Data extracted from a collection:
★ ★ ★

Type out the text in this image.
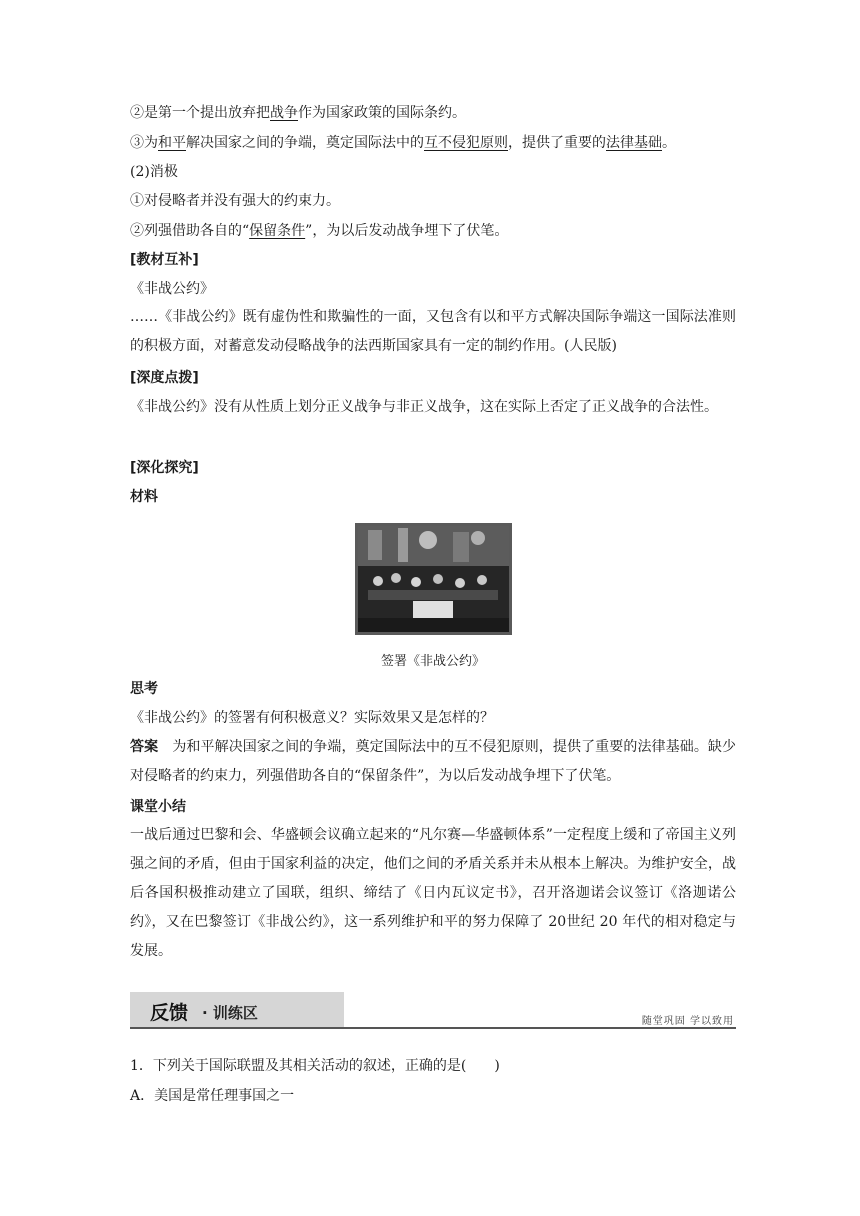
②是第一个提出放弃把战争作为国家政策的国际条约。
③为和平解决国家之间的争端，奠定国际法中的互不侵犯原则，提供了重要的法律基础。
(2)消极
①对侵略者并没有强大的约束力。
②列强借助各自的“保留条件”，为以后发动战争埋下了伏笔。
[教材互补]
《非战公约》
……《非战公约》既有虚伪性和欺骗性的一面，又包含有以和平方式解决国际争端这一国际法准则的积极方面，对蓄意发动侵略战争的法西斯国家具有一定的制约作用。(人民版)
[深度点拨]
《非战公约》没有从性质上划分正义战争与非正义战争，这在实际上否定了正义战争的合法性。
[深化探究]
材料
签署《非战公约》
思考
《非战公约》的签署有何积极意义？实际效果又是怎样的？
答案　 为和平解决国家之间的争端，奠定国际法中的互不侵犯原则，提供了重要的法律基础。缺少对侵略者的约束力，列强借助各自的“保留条件”，为以后发动战争埋下了伏笔。
课堂小结
一战后通过巴黎和会、华盛顿会议确立起来的“凡尔赛—华盛顿体系”一定程度上缓和了帝国主义列强之间的矛盾，但由于国家利益的决定，他们之间的矛盾关系并未从根本上解决。为维护安全，战后各国积极推动建立了国联，组织、缔结了《日内瓦议定书》，召开洛迦诺会议签订《洛迦诺公约》，又在巴黎签订《非战公约》，这一系列维护和平的努力保障了 20世纪 20 年代的相对稳定与发展。
反馈 · 训练区	随堂巩固 学以致用
1．下列关于国际联盟及其相关活动的叙述，正确的是(　　)
A．美国是常任理事国之一
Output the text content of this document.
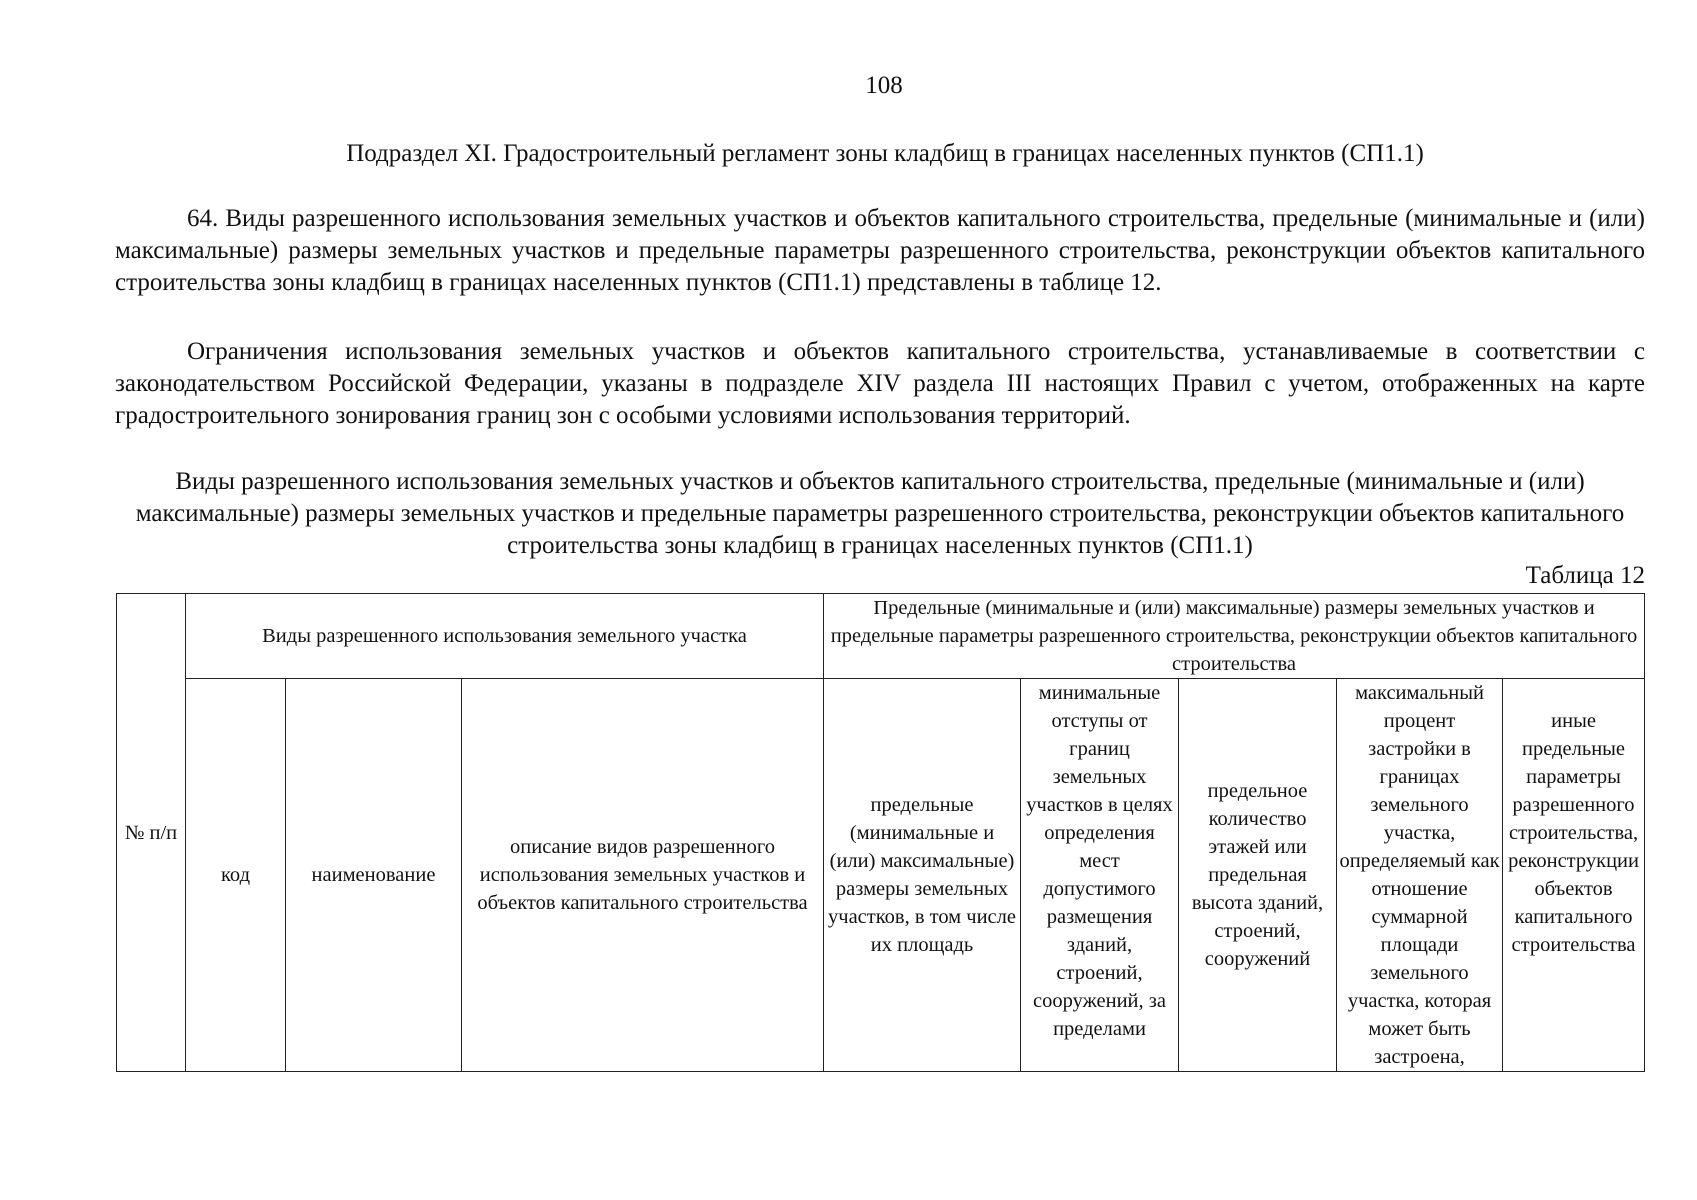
108
Подраздел XI. Градостроительный регламент зоны кладбищ в границах населенных пунктов (СП1.1)

64. Виды разрешенного использования земельных участков и объектов капитального строительства, предельные (минимальные и (или) максимальные) размеры земельных участков и предельные параметры разрешенного строительства, реконструкции объектов капитального строительства зоны кладбищ в границах населенных пунктов (СП1.1) представлены в таблице 12.

Ограничения использования земельных участков и объектов капитального строительства, устанавливаемые в соответствии с законодательством Российской Федерации, указаны в подразделе XIV раздела III настоящих Правил с учетом, отображенных на карте градостроительного зонирования границ зон с особыми условиями использования территорий.

Виды разрешенного использования земельных участков и объектов капитального строительства, предельные (минимальные и (или) максимальные) размеры земельных участков и предельные параметры разрешенного строительства, реконструкции объектов капитального строительства зоны кладбищ в границах населенных пунктов (СП1.1)

Таблица 12
№ п/п	Виды разрешенного использования земельного участка			Предельные (минимальные и (или) максимальные) размеры земельных участков и предельные параметры разрешенного строительства, реконструкции объектов капитального строительства				

	код	наименование	описание видов разрешенного использования земельных участков и объектов капитального строительства	предельные (минимальные и (или) максимальные) размеры земельных участков, в том числе их площадь	минимальные отступы от границ земельных участков в целях определения мест допустимого размещения зданий, строений, сооружений, за пределами	предельное количество этажей или предельная высота зданий, строений, сооружений	максимальный процент застройки в границах земельного участка, определяемый как отношение суммарной площади земельного участка, которая может быть застроена,	иные предельные параметры разрешенного строительства, реконструкции объектов капитального строительства
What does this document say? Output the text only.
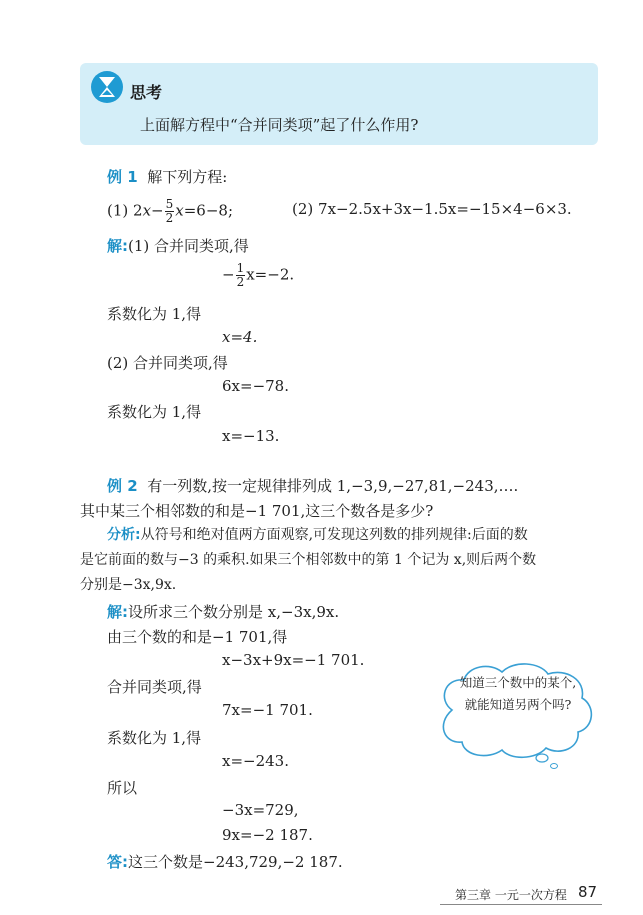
思考
上面解方程中“合并同类项”起了什么作用?
例 1 解下列方程:
(1) $2x- \frac{5}{2} x=6-8$;	(2) 7x−2.5x+3x−1.5x=−15×4−6×3.
解:(1) 合并同类项,得
− $\frac{1}{2} x=-2$.
系数化为 1,得
x=4.
(2) 合并同类项,得
6x=−78.
系数化为 1,得
x=−13.
例 2 有一列数,按一定规律排列成 1,−3,9,−27,81,−243,….
其中某三个相邻数的和是−1 701,这三个数各是多少?
分析:从符号和绝对值两方面观察,可发现这列数的排列规律:后面的数
是它前面的数与−3 的乘积.如果三个相邻数中的第 1 个记为 x,则后两个数
分别是−3x,9x.
解:设所求三个数分别是 x,−3x,9x.
由三个数的和是−1 701,得
x−3x+9x=−1 701.
合并同类项,得
7x=−1 701.
系数化为 1,得
x=−243.
所以
−3x=729,
9x=−2 187.
答:这三个数是−243,729,−2 187.
知道三个数中的某个,就能知道另两个吗?
第三章 一元一次方程 87
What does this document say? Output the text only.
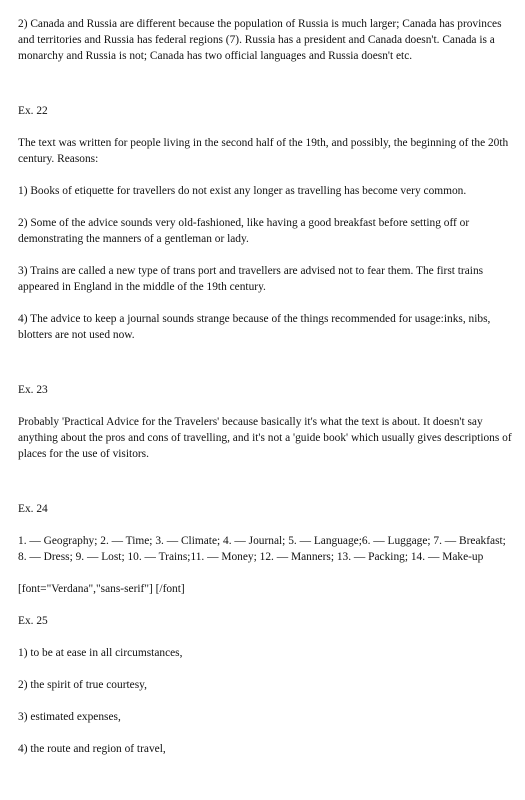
2) Canada and Russia are different because the population of Russia is much larger; Canada has provinces and territories and Russia has federal regions (7). Russia has a president and Canada doesn't. Canada is a monarchy and Russia is not; Canada has two official languages and Russia doesn't etc.

Ex. 22

The text was written for people living in the second half of the 19th, and possibly, the beginning of the 20th century. Reasons:

1) Books of etiquette for travellers do not exist any longer as travelling has become very common.

2) Some of the advice sounds very old-fashioned, like having a good breakfast before setting off or demonstrating the manners of a gentleman or lady.

3) Trains are called a new type of trans port and travellers are advised not to fear them. The first trains appeared in England in the middle of the 19th century.

4) The advice to keep a journal sounds strange because of the things recommended for usage:inks, nibs, blotters are not used now.

Ex. 23

Probably 'Practical Advice for the Travelers' because basically it's what the text is about. It doesn't say anything about the pros and cons of travelling, and it's not a 'guide book' which usually gives descriptions of places for the use of visitors.

Ex. 24

1. — Geography; 2. — Time; 3. — Climate; 4. — Journal; 5. — Language;6. — Luggage; 7. — Breakfast; 8. — Dress; 9. — Lost; 10. — Trains;11. — Money; 12. — Manners; 13. — Packing; 14. — Make-up

[font="Verdana","sans-serif"] [/font]

Ex. 25

1) to be at ease in all circumstances,

2) the spirit of true courtesy,

3) estimated expenses,

4) the route and region of travel,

★ ★ ★

Repeat the lines above exactly, and keep every picture out.

Type out the text in this image.
②是第一个提出放弃把战争作为国家政策的国际条约。
③为和平解决国家之间的争端，奠定国际法中的互不侵犯原则，提供了重要的法律基础。
(2)消极
①对侵略者并没有强大的约束力。
②列强借助各自的“保留条件”，为以后发动战争埋下了伏笔。
[教材互补]
《非战公约》
……《非战公约》既有虚伪性和欺骗性的一面，又包含有以和平方式解决国际争端这一国际法准则的积极方面，对蓄意发动侵略战争的法西斯国家具有一定的制约作用。(人民版)
[深度点拨]
《非战公约》没有从性质上划分正义战争与非正义战争，这在实际上否定了正义战争的合法性。
[深化探究]
材料
签署《非战公约》
思考
《非战公约》的签署有何积极意义？实际效果又是怎样的？
答案　 为和平解决国家之间的争端，奠定国际法中的互不侵犯原则，提供了重要的法律基础。缺少对侵略者的约束力，列强借助各自的“保留条件”，为以后发动战争埋下了伏笔。
课堂小结
一战后通过巴黎和会、华盛顿会议确立起来的“凡尔赛—华盛顿体系”一定程度上缓和了帝国主义列强之间的矛盾，但由于国家利益的决定，他们之间的矛盾关系并未从根本上解决。为维护安全，战后各国积极推动建立了国联，组织、缔结了《日内瓦议定书》，召开洛迦诺会议签订《洛迦诺公约》，又在巴黎签订《非战公约》，这一系列维护和平的努力保障了 20世纪 20 年代的相对稳定与发展。
反馈 · 训练区	随堂巩固 学以致用
1．下列关于国际联盟及其相关活动的叙述，正确的是(　　)
A．美国是常任理事国之一
Output the text content of this document.
108
Подраздел XI. Градостроительный регламент зоны кладбищ в границах населенных пунктов (СП1.1)

64. Виды разрешенного использования земельных участков и объектов капитального строительства, предельные (минимальные и (или) максимальные) размеры земельных участков и предельные параметры разрешенного строительства, реконструкции объектов капитального строительства зоны кладбищ в границах населенных пунктов (СП1.1) представлены в таблице 12.

Ограничения использования земельных участков и объектов капитального строительства, устанавливаемые в соответствии с законодательством Российской Федерации, указаны в подразделе XIV раздела III настоящих Правил с учетом, отображенных на карте градостроительного зонирования границ зон с особыми условиями использования территорий.

Виды разрешенного использования земельных участков и объектов капитального строительства, предельные (минимальные и (или) максимальные) размеры земельных участков и предельные параметры разрешенного строительства, реконструкции объектов капитального строительства зоны кладбищ в границах населенных пунктов (СП1.1)

Таблица 12
№ п/п	Виды разрешенного использования земельного участка			Предельные (минимальные и (или) максимальные) размеры земельных участков и предельные параметры разрешенного строительства, реконструкции объектов капитального строительства				

	код	наименование	описание видов разрешенного использования земельных участков и объектов капитального строительства	предельные (минимальные и (или) максимальные) размеры земельных участков, в том числе их площадь	минимальные отступы от границ земельных участков в целях определения мест допустимого размещения зданий, строений, сооружений, за пределами	предельное количество этажей или предельная высота зданий, строений, сооружений	максимальный процент застройки в границах земельного участка, определяемый как отношение суммарной площади земельного участка, которая может быть застроена,	иные предельные параметры разрешенного строительства, реконструкции объектов капитального строительства
What does this document say? Output the text only.
思考
上面解方程中“合并同类项”起了什么作用?
例 1 解下列方程:
(1) $2x- \frac{5}{2} x=6-8$;	(2) 7x−2.5x+3x−1.5x=−15×4−6×3.
解:(1) 合并同类项,得
− $\frac{1}{2} x=-2$.
系数化为 1,得
x=4.
(2) 合并同类项,得
6x=−78.
系数化为 1,得
x=−13.
例 2 有一列数,按一定规律排列成 1,−3,9,−27,81,−243,….
其中某三个相邻数的和是−1 701,这三个数各是多少?
分析:从符号和绝对值两方面观察,可发现这列数的排列规律:后面的数
是它前面的数与−3 的乘积.如果三个相邻数中的第 1 个记为 x,则后两个数
分别是−3x,9x.
解:设所求三个数分别是 x,−3x,9x.
由三个数的和是−1 701,得
x−3x+9x=−1 701.
合并同类项,得
7x=−1 701.
系数化为 1,得
x=−243.
所以
−3x=729,
9x=−2 187.
答:这三个数是−243,729,−2 187.
知道三个数中的某个,就能知道另两个吗?
第三章 一元一次方程 87
What does this document say? Output the text only.
2) Canada and Russia are different because the population of Russia is much larger; Canada has provinces and territories and Russia has federal regions (7). Russia has a president and Canada doesn't. Canada is a monarchy and Russia is not; Canada has two official languages and Russia doesn't etc.

Ex. 22

The text was written for people living in the second half of the 19th, and possibly, the beginning of the 20th century. Reasons:

1) Books of etiquette for travellers do not exist any longer as travelling has become very common.

2) Some of the advice sounds very old-fashioned, like having a good breakfast before setting off or demonstrating the manners of a gentleman or lady.

3) Trains are called a new type of trans port and travellers are advised not to fear them. The first trains appeared in England in the middle of the 19th century.

4) The advice to keep a journal sounds strange because of the things recommended for usage:inks, nibs, blotters are not used now.

Ex. 23

Probably 'Practical Advice for the Travelers' because basically it's what the text is about. It doesn't say anything about the pros and cons of travelling, and it's not a 'guide book' which usually gives descriptions of places for the use of visitors.

Ex. 24

1. — Geography; 2. — Time; 3. — Climate; 4. — Journal; 5. — Language;6. — Luggage; 7. — Breakfast; 8. — Dress; 9. — Lost; 10. — Trains;11. — Money; 12. — Manners; 13. — Packing; 14. — Make-up

[font="Verdana","sans-serif"] [/font]

Ex. 25

1) to be at ease in all circumstances,

2) the spirit of true courtesy,

3) estimated expenses,

4) the route and region of travel,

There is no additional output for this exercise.